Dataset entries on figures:
-=-=-

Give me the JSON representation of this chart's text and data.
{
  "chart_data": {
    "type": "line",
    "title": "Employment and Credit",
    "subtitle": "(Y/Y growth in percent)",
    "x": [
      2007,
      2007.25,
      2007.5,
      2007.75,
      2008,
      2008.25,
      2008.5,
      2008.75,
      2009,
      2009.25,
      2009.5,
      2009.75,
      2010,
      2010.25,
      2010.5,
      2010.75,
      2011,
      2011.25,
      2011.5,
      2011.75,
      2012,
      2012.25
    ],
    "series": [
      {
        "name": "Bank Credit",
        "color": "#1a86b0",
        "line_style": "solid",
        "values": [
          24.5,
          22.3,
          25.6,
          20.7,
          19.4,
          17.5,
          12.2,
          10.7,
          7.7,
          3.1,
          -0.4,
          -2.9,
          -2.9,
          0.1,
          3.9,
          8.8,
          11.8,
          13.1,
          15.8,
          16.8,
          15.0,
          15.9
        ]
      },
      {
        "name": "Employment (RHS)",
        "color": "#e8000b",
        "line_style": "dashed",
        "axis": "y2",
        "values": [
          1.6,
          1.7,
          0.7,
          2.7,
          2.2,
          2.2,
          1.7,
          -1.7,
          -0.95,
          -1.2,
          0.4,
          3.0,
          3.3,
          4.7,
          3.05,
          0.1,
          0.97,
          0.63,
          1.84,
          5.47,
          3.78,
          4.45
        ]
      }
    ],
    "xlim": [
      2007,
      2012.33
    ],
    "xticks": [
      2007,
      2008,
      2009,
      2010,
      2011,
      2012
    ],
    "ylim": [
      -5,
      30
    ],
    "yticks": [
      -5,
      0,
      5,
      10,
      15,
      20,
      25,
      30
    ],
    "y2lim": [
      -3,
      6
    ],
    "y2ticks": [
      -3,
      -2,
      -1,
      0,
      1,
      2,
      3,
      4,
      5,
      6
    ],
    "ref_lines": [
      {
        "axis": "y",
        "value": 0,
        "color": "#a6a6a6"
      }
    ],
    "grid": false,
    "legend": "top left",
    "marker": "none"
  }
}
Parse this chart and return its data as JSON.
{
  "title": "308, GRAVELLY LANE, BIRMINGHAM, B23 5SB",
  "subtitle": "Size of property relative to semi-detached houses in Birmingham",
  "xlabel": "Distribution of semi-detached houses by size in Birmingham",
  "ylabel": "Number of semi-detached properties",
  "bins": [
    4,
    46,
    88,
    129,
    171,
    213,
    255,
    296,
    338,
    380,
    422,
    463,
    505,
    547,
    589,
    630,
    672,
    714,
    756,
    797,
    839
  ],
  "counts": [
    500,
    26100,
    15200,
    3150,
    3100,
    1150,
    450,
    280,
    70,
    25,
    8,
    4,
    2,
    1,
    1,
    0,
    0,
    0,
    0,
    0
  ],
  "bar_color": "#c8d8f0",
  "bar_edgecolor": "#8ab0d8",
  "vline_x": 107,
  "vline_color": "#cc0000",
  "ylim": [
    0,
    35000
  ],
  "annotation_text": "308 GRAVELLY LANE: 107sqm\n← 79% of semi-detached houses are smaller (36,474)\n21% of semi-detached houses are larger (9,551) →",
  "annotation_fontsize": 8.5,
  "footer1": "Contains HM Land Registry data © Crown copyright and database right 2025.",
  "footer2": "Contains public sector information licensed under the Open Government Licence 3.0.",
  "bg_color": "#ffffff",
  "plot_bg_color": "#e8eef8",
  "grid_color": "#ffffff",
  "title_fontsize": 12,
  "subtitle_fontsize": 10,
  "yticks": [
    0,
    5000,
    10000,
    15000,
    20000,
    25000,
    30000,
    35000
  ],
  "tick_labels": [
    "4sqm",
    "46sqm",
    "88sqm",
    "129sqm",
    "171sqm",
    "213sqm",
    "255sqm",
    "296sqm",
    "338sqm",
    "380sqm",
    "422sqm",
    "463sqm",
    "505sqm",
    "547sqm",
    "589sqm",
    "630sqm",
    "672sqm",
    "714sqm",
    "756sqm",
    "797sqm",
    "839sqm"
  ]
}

-=-=-

Reproduce the entries above in full by retyping them exactly.

Give me the JSON representation of this chart's text and data.
{
  "chart_data": {
    "type": "line",
    "title": "Employment and Credit",
    "subtitle": "(Y/Y growth in percent)",
    "x": [
      2007,
      2007.25,
      2007.5,
      2007.75,
      2008,
      2008.25,
      2008.5,
      2008.75,
      2009,
      2009.25,
      2009.5,
      2009.75,
      2010,
      2010.25,
      2010.5,
      2010.75,
      2011,
      2011.25,
      2011.5,
      2011.75,
      2012,
      2012.25
    ],
    "series": [
      {
        "name": "Bank Credit",
        "color": "#1a86b0",
        "line_style": "solid",
        "values": [
          24.5,
          22.3,
          25.6,
          20.7,
          19.4,
          17.5,
          12.2,
          10.7,
          7.7,
          3.1,
          -0.4,
          -2.9,
          -2.9,
          0.1,
          3.9,
          8.8,
          11.8,
          13.1,
          15.8,
          16.8,
          15.0,
          15.9
        ]
      },
      {
        "name": "Employment (RHS)",
        "color": "#e8000b",
        "line_style": "dashed",
        "axis": "y2",
        "values": [
          1.6,
          1.7,
          0.7,
          2.7,
          2.2,
          2.2,
          1.7,
          -1.7,
          -0.95,
          -1.2,
          0.4,
          3.0,
          3.3,
          4.7,
          3.05,
          0.1,
          0.97,
          0.63,
          1.84,
          5.47,
          3.78,
          4.45
        ]
      }
    ],
    "xlim": [
      2007,
      2012.33
    ],
    "xticks": [
      2007,
      2008,
      2009,
      2010,
      2011,
      2012
    ],
    "ylim": [
      -5,
      30
    ],
    "yticks": [
      -5,
      0,
      5,
      10,
      15,
      20,
      25,
      30
    ],
    "y2lim": [
      -3,
      6
    ],
    "y2ticks": [
      -3,
      -2,
      -1,
      0,
      1,
      2,
      3,
      4,
      5,
      6
    ],
    "ref_lines": [
      {
        "axis": "y",
        "value": 0,
        "color": "#a6a6a6"
      }
    ],
    "grid": false,
    "legend": "top left",
    "marker": "none"
  }
}
Parse this chart and return its data as JSON.
{
  "title": "308, GRAVELLY LANE, BIRMINGHAM, B23 5SB",
  "subtitle": "Size of property relative to semi-detached houses in Birmingham",
  "xlabel": "Distribution of semi-detached houses by size in Birmingham",
  "ylabel": "Number of semi-detached properties",
  "bins": [
    4,
    46,
    88,
    129,
    171,
    213,
    255,
    296,
    338,
    380,
    422,
    463,
    505,
    547,
    589,
    630,
    672,
    714,
    756,
    797,
    839
  ],
  "counts": [
    500,
    26100,
    15200,
    3150,
    3100,
    1150,
    450,
    280,
    70,
    25,
    8,
    4,
    2,
    1,
    1,
    0,
    0,
    0,
    0,
    0
  ],
  "bar_color": "#c8d8f0",
  "bar_edgecolor": "#8ab0d8",
  "vline_x": 107,
  "vline_color": "#cc0000",
  "ylim": [
    0,
    35000
  ],
  "annotation_text": "308 GRAVELLY LANE: 107sqm\n← 79% of semi-detached houses are smaller (36,474)\n21% of semi-detached houses are larger (9,551) →",
  "annotation_fontsize": 8.5,
  "footer1": "Contains HM Land Registry data © Crown copyright and database right 2025.",
  "footer2": "Contains public sector information licensed under the Open Government Licence 3.0.",
  "bg_color": "#ffffff",
  "plot_bg_color": "#e8eef8",
  "grid_color": "#ffffff",
  "title_fontsize": 12,
  "subtitle_fontsize": 10,
  "yticks": [
    0,
    5000,
    10000,
    15000,
    20000,
    25000,
    30000,
    35000
  ],
  "tick_labels": [
    "4sqm",
    "46sqm",
    "88sqm",
    "129sqm",
    "171sqm",
    "213sqm",
    "255sqm",
    "296sqm",
    "338sqm",
    "380sqm",
    "422sqm",
    "463sqm",
    "505sqm",
    "547sqm",
    "589sqm",
    "630sqm",
    "672sqm",
    "714sqm",
    "756sqm",
    "797sqm",
    "839sqm"
  ]
}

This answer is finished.